____ Working data

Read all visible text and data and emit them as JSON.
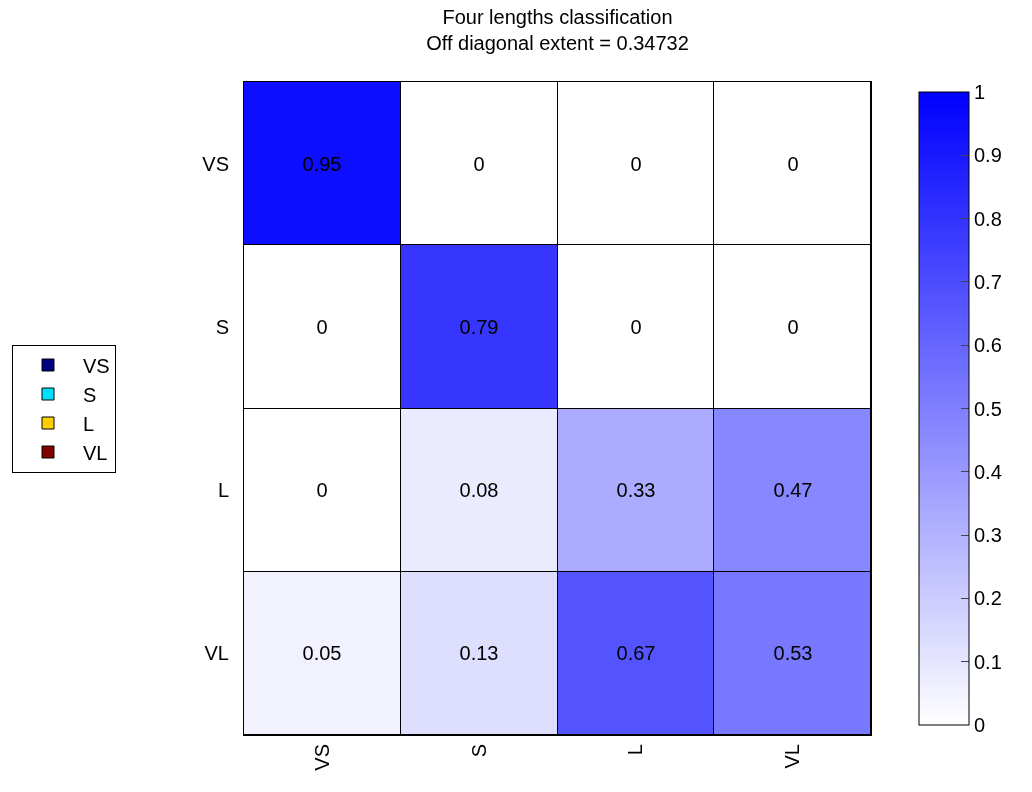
{
  "chart_data": {
    "type": "heatmap",
    "title": "Four lengths classification",
    "subtitle": "Off diagonal extent = 0.34732",
    "categories": [
      "VS",
      "S",
      "L",
      "VL"
    ],
    "y_categories": [
      "VS",
      "S",
      "L",
      "VL"
    ],
    "cells": [
      [
        0.95,
        0,
        0,
        0
      ],
      [
        0,
        0.79,
        0,
        0
      ],
      [
        0,
        0.08,
        0.33,
        0.47
      ],
      [
        0.05,
        0.13,
        0.67,
        0.53
      ]
    ],
    "clim": [
      0,
      1
    ],
    "cticks": [
      0,
      0.1,
      0.2,
      0.3,
      0.4,
      0.5,
      0.6,
      0.7,
      0.8,
      0.9,
      1
    ],
    "colors": [
      "#ffffff",
      "#0000ff"
    ],
    "data_labels": true,
    "legend": "left",
    "series": [
      {
        "name": "VS",
        "color": "#000080",
        "values": [
          null,
          null,
          null,
          null
        ]
      },
      {
        "name": "S",
        "color": "#00e0ff",
        "values": [
          null,
          null,
          null,
          null
        ]
      },
      {
        "name": "L",
        "color": "#ffd000",
        "values": [
          null,
          null,
          null,
          null
        ]
      },
      {
        "name": "VL",
        "color": "#800000",
        "values": [
          null,
          null,
          null,
          null
        ]
      }
    ]
  }
}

________

◆ **Stated task**
From the material above, reproduce everything verbatim except the pictures.

◆ **Response to the task**
Read all visible text and data and emit them as JSON.
{
  "chart_data": {
    "type": "heatmap",
    "title": "Four lengths classification",
    "subtitle": "Off diagonal extent = 0.34732",
    "categories": [
      "VS",
      "S",
      "L",
      "VL"
    ],
    "y_categories": [
      "VS",
      "S",
      "L",
      "VL"
    ],
    "cells": [
      [
        0.95,
        0,
        0,
        0
      ],
      [
        0,
        0.79,
        0,
        0
      ],
      [
        0,
        0.08,
        0.33,
        0.47
      ],
      [
        0.05,
        0.13,
        0.67,
        0.53
      ]
    ],
    "clim": [
      0,
      1
    ],
    "cticks": [
      0,
      0.1,
      0.2,
      0.3,
      0.4,
      0.5,
      0.6,
      0.7,
      0.8,
      0.9,
      1
    ],
    "colors": [
      "#ffffff",
      "#0000ff"
    ],
    "data_labels": true,
    "legend": "left",
    "series": [
      {
        "name": "VS",
        "color": "#000080",
        "values": [
          null,
          null,
          null,
          null
        ]
      },
      {
        "name": "S",
        "color": "#00e0ff",
        "values": [
          null,
          null,
          null,
          null
        ]
      },
      {
        "name": "L",
        "color": "#ffd000",
        "values": [
          null,
          null,
          null,
          null
        ]
      },
      {
        "name": "VL",
        "color": "#800000",
        "values": [
          null,
          null,
          null,
          null
        ]
      }
    ]
  }
}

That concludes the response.